What is asked: Find every line with the word "Points". Copy those lines.

The input:
========================================
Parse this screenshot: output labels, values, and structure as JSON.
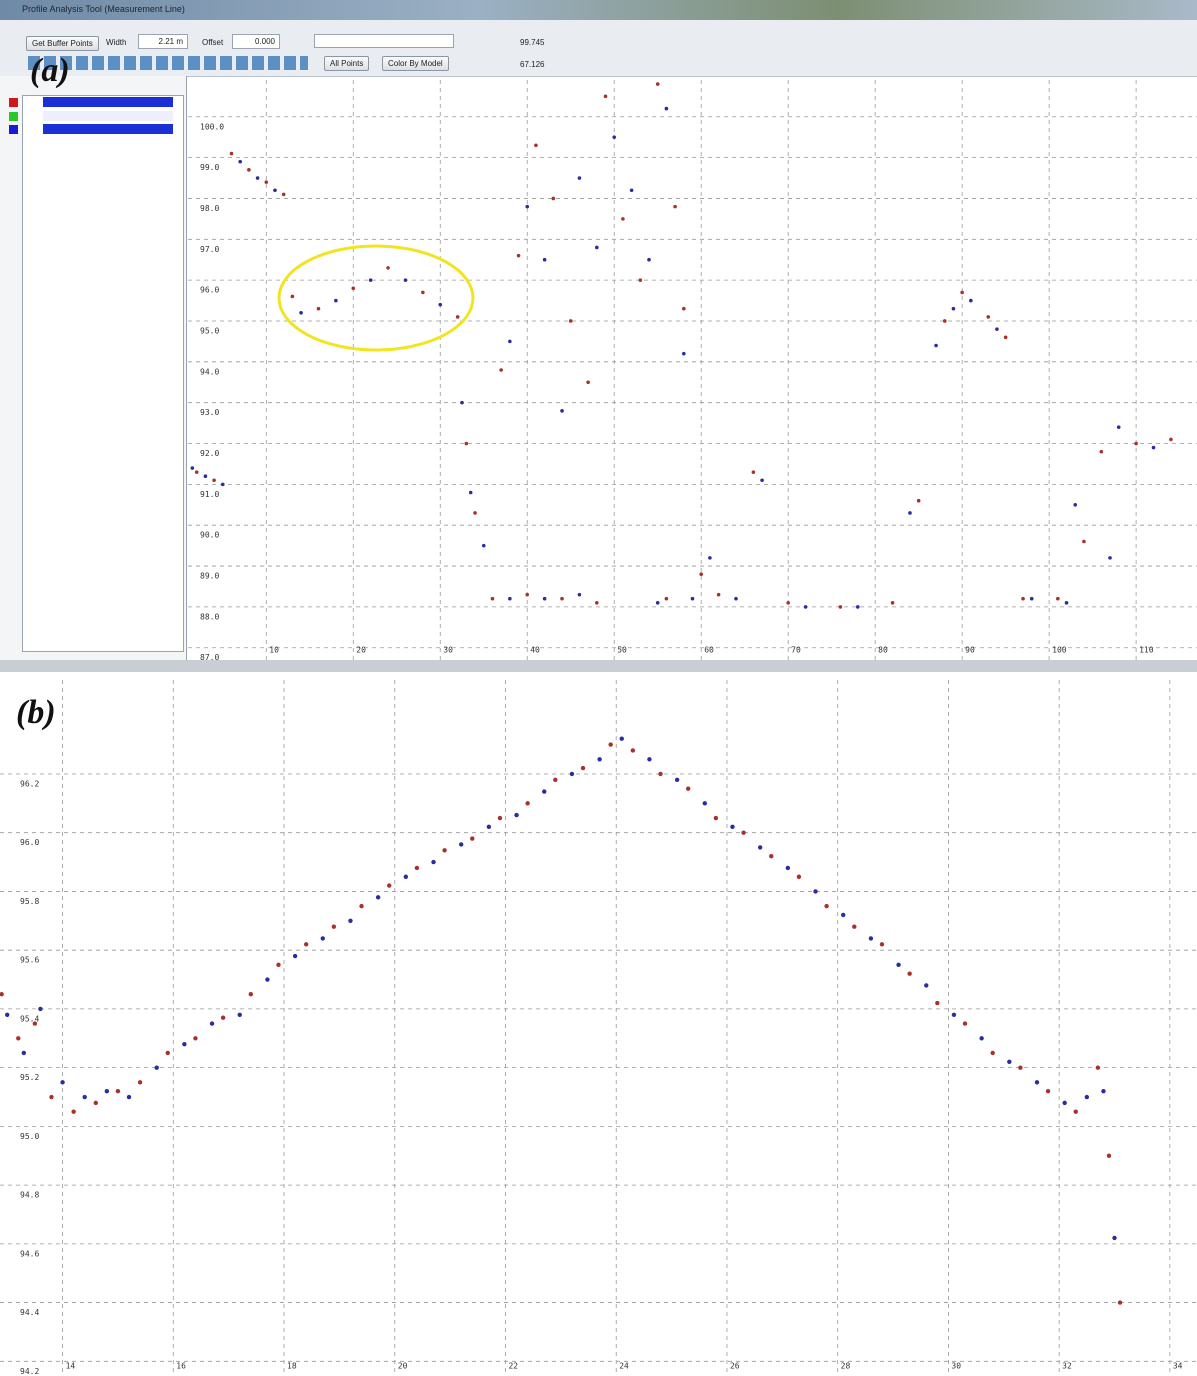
{
  "window": {
    "title": "Profile Analysis Tool (Measurement Line)"
  },
  "toolbar": {
    "button": "Get Buffer Points",
    "width_label": "Width",
    "width_value": "2.21 m",
    "offset_label": "Offset",
    "offset_value": "0.000",
    "readout_1": "99.745",
    "point_filter": "All Points",
    "color_mode": "Color By Model",
    "readout_2": "67.126"
  },
  "chart_data": [
    {
      "type": "scatter",
      "panel_label": "(a)",
      "grid": true,
      "xlim": [
        1,
        117
      ],
      "ylim": [
        86.7,
        100.9
      ],
      "xticks": [
        10,
        20,
        30,
        40,
        50,
        60,
        70,
        80,
        90,
        100,
        110
      ],
      "yticks": [
        {
          "value": 100,
          "label": "100.0"
        },
        {
          "value": 99,
          "label": "99.0"
        },
        {
          "value": 98,
          "label": "98.0"
        },
        {
          "value": 97,
          "label": "97.0"
        },
        {
          "value": 96,
          "label": "96.0"
        },
        {
          "value": 95,
          "label": "95.0"
        },
        {
          "value": 94,
          "label": "94.0"
        },
        {
          "value": 93,
          "label": "93.0"
        },
        {
          "value": 92,
          "label": "92.0"
        },
        {
          "value": 91,
          "label": "91.0"
        },
        {
          "value": 90,
          "label": "90.0"
        },
        {
          "value": 89,
          "label": "89.0"
        },
        {
          "value": 88,
          "label": "88.0"
        },
        {
          "value": 87,
          "label": "87.0"
        }
      ],
      "series": [
        {
          "color": "#a8322a",
          "x": [
            2,
            4,
            6,
            8,
            10,
            12,
            13,
            16,
            20,
            24,
            28,
            32,
            33,
            34,
            36,
            40,
            44,
            48,
            37,
            39,
            41,
            43,
            45,
            47,
            49,
            51,
            53,
            55,
            57,
            58,
            56,
            60,
            62,
            66,
            70,
            76,
            82,
            85,
            88,
            90,
            93,
            95,
            97,
            101,
            104,
            106,
            110,
            114
          ],
          "values": [
            91.3,
            91.1,
            99.1,
            98.7,
            98.4,
            98.1,
            95.6,
            95.3,
            95.8,
            96.3,
            95.7,
            95.1,
            92.0,
            90.3,
            88.2,
            88.3,
            88.2,
            88.1,
            93.8,
            96.6,
            99.3,
            98.0,
            95.0,
            93.5,
            100.5,
            97.5,
            96.0,
            100.8,
            97.8,
            95.3,
            88.2,
            88.8,
            88.3,
            91.3,
            88.1,
            88.0,
            88.1,
            90.6,
            95.0,
            95.7,
            95.1,
            94.6,
            88.2,
            88.2,
            89.6,
            91.8,
            92.0,
            92.1
          ]
        },
        {
          "color": "#2a2d9e",
          "x": [
            1.5,
            3,
            5,
            7,
            9,
            11,
            14,
            18,
            22,
            26,
            30,
            32.5,
            33.5,
            35,
            38,
            42,
            46,
            38,
            40,
            42,
            44,
            46,
            48,
            50,
            52,
            54,
            56,
            58,
            55,
            59,
            61,
            64,
            67,
            72,
            78,
            84,
            87,
            89,
            91,
            94,
            98,
            102,
            103,
            107,
            108,
            112
          ],
          "values": [
            91.4,
            91.2,
            91.0,
            98.9,
            98.5,
            98.2,
            95.2,
            95.5,
            96.0,
            96.0,
            95.4,
            93.0,
            90.8,
            89.5,
            88.2,
            88.2,
            88.3,
            94.5,
            97.8,
            96.5,
            92.8,
            98.5,
            96.8,
            99.5,
            98.2,
            96.5,
            100.2,
            94.2,
            88.1,
            88.2,
            89.2,
            88.2,
            91.1,
            88.0,
            88.0,
            90.3,
            94.4,
            95.3,
            95.5,
            94.8,
            88.2,
            88.1,
            90.5,
            89.2,
            92.4,
            91.9
          ]
        }
      ]
    },
    {
      "type": "scatter",
      "panel_label": "(b)",
      "grid": true,
      "xlim": [
        12.87,
        34.49
      ],
      "ylim": [
        94.15,
        96.52
      ],
      "xticks": [
        14,
        16,
        18,
        20,
        22,
        24,
        26,
        28,
        30,
        32,
        34
      ],
      "yticks": [
        96.2,
        {
          "value": 96,
          "label": "96.0"
        },
        95.8,
        95.6,
        95.4,
        95.2,
        {
          "value": 95,
          "label": "95.0"
        },
        94.8,
        94.6,
        94.4,
        94.2
      ],
      "series": [
        {
          "color": "#a8322a",
          "x": [
            12.9,
            13.2,
            13.5,
            13.8,
            14.2,
            14.6,
            15.0,
            15.4,
            15.9,
            16.4,
            16.9,
            17.4,
            17.9,
            18.4,
            18.9,
            19.4,
            19.9,
            20.4,
            20.9,
            21.4,
            21.9,
            22.4,
            22.9,
            23.4,
            23.9,
            24.3,
            24.8,
            25.3,
            25.8,
            26.3,
            26.8,
            27.3,
            27.8,
            28.3,
            28.8,
            29.3,
            29.8,
            30.3,
            30.8,
            31.3,
            31.8,
            32.3,
            32.7,
            32.9,
            33.1
          ],
          "values": [
            95.45,
            95.3,
            95.35,
            95.1,
            95.05,
            95.08,
            95.12,
            95.15,
            95.25,
            95.3,
            95.37,
            95.45,
            95.55,
            95.62,
            95.68,
            95.75,
            95.82,
            95.88,
            95.94,
            95.98,
            96.05,
            96.1,
            96.18,
            96.22,
            96.3,
            96.28,
            96.2,
            96.15,
            96.05,
            96.0,
            95.92,
            95.85,
            95.75,
            95.68,
            95.62,
            95.52,
            95.42,
            95.35,
            95.25,
            95.2,
            95.12,
            95.05,
            95.2,
            94.9,
            94.4
          ]
        },
        {
          "color": "#2a2d9e",
          "x": [
            13.0,
            13.3,
            13.6,
            14.0,
            14.4,
            14.8,
            15.2,
            15.7,
            16.2,
            16.7,
            17.2,
            17.7,
            18.2,
            18.7,
            19.2,
            19.7,
            20.2,
            20.7,
            21.2,
            21.7,
            22.2,
            22.7,
            23.2,
            23.7,
            24.1,
            24.6,
            25.1,
            25.6,
            26.1,
            26.6,
            27.1,
            27.6,
            28.1,
            28.6,
            29.1,
            29.6,
            30.1,
            30.6,
            31.1,
            31.6,
            32.1,
            32.5,
            32.8,
            33.0
          ],
          "values": [
            95.38,
            95.25,
            95.4,
            95.15,
            95.1,
            95.12,
            95.1,
            95.2,
            95.28,
            95.35,
            95.38,
            95.5,
            95.58,
            95.64,
            95.7,
            95.78,
            95.85,
            95.9,
            95.96,
            96.02,
            96.06,
            96.14,
            96.2,
            96.25,
            96.32,
            96.25,
            96.18,
            96.1,
            96.02,
            95.95,
            95.88,
            95.8,
            95.72,
            95.64,
            95.55,
            95.48,
            95.38,
            95.3,
            95.22,
            95.15,
            95.08,
            95.1,
            95.12,
            94.62
          ]
        }
      ]
    }
  ]
}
========================================
Response to this exercise:
    "button": "Get Buffer Points",
    "point_filter": "All Points",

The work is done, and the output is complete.